> TEXT BLOCK:
________________________________________

So maybe demonetisation never really happened. Maybe it was all a bad dream: the late evening announcement, the subsequent cash crunch, the regulatory chaos, the deaths because people could not get medical treatment with old notes. Maybe the reporters who described all the job losses and migrant workers forced to go back home and farmers unable to get their sowing done in time and so on were all affected by a mirage. Maybe those who conducted surveys and found massive drops in sales, in consumer spending, in livelihoods of informal workers and self-employed people were similarly deluded. And of course, all the economists who predicted significant declines in economic activity as a result of this drastic measure were clearly caught in this mayajaal as well.

________________________________________

> RECORDED DATA:
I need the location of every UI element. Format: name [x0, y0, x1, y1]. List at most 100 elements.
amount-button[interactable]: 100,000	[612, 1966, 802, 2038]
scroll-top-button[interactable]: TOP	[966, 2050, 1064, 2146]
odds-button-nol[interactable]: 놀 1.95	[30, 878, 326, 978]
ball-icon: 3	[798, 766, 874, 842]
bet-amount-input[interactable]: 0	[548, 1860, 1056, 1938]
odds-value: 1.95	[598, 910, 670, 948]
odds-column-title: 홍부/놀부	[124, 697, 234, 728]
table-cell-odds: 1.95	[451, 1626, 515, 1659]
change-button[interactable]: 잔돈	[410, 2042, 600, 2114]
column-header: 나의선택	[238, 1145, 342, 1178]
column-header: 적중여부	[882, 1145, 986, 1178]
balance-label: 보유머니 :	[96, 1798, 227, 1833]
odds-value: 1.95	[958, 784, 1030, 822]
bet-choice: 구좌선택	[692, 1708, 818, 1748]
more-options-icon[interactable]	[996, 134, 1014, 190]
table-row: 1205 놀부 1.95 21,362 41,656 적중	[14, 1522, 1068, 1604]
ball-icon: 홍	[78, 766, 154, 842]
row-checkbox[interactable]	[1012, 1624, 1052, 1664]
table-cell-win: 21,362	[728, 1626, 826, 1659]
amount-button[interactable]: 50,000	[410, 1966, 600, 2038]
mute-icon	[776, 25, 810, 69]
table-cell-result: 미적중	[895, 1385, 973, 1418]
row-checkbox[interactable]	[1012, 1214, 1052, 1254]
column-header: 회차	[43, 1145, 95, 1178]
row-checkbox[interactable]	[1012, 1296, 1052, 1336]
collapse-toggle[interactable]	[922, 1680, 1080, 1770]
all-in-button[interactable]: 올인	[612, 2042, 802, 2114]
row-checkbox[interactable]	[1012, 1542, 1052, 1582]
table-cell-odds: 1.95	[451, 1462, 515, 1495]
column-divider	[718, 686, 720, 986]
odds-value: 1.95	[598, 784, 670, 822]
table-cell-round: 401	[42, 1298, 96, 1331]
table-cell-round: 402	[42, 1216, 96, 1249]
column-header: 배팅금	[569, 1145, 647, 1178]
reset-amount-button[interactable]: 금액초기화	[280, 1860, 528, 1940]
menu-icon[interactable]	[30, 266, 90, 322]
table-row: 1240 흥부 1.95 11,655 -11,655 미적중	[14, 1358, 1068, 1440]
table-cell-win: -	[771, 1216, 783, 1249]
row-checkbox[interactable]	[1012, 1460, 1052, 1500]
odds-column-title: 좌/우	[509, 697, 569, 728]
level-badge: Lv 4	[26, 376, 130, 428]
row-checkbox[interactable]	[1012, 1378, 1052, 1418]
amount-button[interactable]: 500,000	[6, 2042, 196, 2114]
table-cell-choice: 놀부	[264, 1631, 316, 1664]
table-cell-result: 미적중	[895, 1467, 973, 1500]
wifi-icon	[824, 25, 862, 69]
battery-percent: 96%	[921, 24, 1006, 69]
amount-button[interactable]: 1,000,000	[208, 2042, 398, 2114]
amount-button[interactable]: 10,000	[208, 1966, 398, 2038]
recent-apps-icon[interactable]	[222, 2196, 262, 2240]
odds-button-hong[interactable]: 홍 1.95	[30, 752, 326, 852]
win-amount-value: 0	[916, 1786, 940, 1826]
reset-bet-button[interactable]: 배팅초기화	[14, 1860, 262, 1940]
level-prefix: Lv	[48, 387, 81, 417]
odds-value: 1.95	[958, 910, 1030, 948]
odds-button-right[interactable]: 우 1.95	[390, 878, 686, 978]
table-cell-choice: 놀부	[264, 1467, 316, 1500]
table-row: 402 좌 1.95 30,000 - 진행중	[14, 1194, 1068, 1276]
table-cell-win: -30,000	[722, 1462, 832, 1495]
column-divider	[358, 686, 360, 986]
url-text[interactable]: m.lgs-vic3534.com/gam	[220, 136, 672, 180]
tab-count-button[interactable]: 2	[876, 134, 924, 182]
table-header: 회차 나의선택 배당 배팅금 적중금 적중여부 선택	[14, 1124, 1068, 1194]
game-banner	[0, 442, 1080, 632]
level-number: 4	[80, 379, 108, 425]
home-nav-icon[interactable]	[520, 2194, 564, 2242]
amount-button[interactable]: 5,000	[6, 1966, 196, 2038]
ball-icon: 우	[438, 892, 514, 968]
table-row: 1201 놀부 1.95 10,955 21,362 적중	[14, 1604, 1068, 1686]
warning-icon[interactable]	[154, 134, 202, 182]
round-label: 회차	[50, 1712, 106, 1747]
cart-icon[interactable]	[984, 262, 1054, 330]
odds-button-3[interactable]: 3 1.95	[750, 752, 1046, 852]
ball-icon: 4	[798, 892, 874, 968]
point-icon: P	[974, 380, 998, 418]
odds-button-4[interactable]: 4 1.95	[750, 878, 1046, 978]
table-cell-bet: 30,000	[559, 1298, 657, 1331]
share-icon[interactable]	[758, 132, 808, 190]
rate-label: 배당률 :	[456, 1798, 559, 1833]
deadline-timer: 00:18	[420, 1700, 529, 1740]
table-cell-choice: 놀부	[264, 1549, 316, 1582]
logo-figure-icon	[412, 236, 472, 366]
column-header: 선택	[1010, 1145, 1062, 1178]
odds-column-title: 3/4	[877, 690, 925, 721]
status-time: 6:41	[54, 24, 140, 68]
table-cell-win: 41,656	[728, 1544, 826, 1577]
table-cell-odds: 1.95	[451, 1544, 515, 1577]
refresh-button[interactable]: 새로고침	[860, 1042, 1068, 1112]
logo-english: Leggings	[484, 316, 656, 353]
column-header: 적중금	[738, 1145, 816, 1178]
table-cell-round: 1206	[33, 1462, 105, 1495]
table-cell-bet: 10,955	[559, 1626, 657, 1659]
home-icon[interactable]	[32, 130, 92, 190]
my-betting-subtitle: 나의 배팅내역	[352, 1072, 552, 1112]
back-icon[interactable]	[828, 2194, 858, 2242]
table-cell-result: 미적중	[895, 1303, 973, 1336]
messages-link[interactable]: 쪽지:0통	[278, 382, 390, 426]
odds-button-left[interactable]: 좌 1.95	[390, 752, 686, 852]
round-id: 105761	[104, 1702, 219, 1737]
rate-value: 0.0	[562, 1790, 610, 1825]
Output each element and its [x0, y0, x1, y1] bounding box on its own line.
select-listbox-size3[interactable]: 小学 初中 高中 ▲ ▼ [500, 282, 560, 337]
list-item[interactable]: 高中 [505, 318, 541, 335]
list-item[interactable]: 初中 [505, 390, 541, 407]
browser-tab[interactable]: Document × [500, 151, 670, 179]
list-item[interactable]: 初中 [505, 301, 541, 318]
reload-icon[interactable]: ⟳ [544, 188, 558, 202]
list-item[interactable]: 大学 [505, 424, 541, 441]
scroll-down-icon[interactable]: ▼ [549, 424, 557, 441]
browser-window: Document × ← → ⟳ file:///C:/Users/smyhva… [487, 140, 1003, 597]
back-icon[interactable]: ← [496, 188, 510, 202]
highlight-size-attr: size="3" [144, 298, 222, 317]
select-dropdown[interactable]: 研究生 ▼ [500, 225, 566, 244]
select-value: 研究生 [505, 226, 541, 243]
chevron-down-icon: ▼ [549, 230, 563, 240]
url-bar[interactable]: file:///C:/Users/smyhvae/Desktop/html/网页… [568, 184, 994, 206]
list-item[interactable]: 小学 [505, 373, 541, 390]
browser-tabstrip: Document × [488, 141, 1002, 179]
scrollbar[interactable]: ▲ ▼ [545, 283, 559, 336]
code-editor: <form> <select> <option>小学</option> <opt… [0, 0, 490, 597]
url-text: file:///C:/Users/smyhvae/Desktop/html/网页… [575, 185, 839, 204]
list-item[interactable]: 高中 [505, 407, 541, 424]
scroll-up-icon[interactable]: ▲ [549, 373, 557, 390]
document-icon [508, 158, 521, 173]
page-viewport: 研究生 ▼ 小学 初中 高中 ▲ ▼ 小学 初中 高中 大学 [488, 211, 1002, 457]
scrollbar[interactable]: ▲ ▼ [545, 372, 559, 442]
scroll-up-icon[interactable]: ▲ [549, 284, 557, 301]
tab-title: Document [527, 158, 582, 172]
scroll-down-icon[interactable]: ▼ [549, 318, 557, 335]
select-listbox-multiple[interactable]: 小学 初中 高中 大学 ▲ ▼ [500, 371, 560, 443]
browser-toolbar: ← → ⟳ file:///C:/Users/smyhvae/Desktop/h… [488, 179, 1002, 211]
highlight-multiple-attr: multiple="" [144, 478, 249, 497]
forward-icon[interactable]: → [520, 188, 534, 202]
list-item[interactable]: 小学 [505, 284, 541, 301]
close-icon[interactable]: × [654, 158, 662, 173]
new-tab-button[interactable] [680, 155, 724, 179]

________________________________________

> INSTRUCTIONS:
• 1. Transcribe everything in the demonetisation text from "So maybe demonetisation" down to "mayajaal as well.".
• 2. In the demonetisation text, why does it say people died?
• 3. Write the next part of the demonetisation text, beginning after its last sentence.
The records above stand apart from the demonetisation text.

> WRITTEN RESPONSES:
• 1.
So maybe demonetisation never really happened. Maybe it was all a bad dream: the late evening announcement, the subsequent cash crunch, the regulatory chaos, the deaths because people could not get medical treatment with old notes. Maybe the reporters who described all the job losses and migrant workers forced to go back home and farmers unable to get their sowing done in time and so on were all affected by a mirage. Maybe those who conducted surveys and found massive drops in sales, in consumer spending, in livelihoods of informal workers and self-employed people were similarly deluded. And of course, all the economists who predicted significant declines in economic activity as a result of this drastic measure were clearly caught in this mayajaal as well.

• 2. They could not get medical treatment with old notes.

• 3.
This is certainly what the Central Statistics Office’s latest GDP estimates for the third quarter of 2016-17 (October-December) would suggest. The stately progress of the Indian economy appears to have been completely unaffected by demonetisation, if these data are to be believed. In the third quarter of the year, GDP is estimated to have grown at 7%, bringing the growth estimate for the full financial year to 7.1%—exactly what was predicted in the CSO’s advance estimate, which explicitly did not factor in demonetisation.

Effectively, what the CSO’s statisticians are telling us is that demonetisation had no impact on the economy, and the trajectory of economic activity in the quarter in which it occurred continued exactly the same as it would have done anyway.